Stored entries
START
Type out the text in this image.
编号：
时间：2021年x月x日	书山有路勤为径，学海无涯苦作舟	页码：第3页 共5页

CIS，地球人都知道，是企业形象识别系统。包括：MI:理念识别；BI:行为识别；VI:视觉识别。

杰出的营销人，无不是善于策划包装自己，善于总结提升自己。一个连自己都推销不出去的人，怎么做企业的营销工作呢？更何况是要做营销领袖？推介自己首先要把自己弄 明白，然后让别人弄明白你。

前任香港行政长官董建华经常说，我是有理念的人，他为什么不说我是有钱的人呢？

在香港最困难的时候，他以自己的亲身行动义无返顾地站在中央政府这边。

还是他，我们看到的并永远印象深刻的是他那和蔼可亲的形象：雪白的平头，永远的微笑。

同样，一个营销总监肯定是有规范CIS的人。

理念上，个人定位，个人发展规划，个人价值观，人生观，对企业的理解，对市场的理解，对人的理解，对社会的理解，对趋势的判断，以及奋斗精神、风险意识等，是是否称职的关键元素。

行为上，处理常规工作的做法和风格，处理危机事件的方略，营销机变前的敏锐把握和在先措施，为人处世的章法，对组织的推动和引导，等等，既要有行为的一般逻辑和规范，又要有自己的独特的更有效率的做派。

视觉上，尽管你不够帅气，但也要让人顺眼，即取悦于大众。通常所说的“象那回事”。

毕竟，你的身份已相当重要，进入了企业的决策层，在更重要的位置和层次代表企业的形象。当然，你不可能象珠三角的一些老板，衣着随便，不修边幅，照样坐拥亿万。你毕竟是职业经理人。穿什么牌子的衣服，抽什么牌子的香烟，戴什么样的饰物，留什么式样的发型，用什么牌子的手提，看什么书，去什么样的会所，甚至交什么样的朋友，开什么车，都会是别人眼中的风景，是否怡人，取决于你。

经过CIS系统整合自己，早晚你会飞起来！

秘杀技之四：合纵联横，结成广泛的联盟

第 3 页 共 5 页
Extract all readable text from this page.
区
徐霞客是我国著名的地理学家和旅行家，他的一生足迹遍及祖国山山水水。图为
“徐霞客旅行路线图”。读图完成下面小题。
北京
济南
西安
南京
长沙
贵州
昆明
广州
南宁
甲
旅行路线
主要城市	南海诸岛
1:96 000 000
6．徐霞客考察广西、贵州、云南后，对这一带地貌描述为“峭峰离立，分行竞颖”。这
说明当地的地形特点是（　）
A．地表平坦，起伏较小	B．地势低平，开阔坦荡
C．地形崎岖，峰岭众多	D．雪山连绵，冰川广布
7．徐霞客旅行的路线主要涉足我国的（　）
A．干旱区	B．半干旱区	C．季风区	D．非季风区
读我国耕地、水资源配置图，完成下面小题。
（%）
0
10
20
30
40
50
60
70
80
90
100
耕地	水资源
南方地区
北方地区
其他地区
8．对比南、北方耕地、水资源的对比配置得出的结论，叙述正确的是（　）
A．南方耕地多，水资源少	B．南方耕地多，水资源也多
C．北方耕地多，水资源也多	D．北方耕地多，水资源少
END
Objective:
Filter the entries and copy out every line with the word "水资源少".

The solution:
A．南方耕地多，水资源少	B．南方耕地多，水资源也多
C．北方耕地多，水资源也多	D．北方耕地多，水资源少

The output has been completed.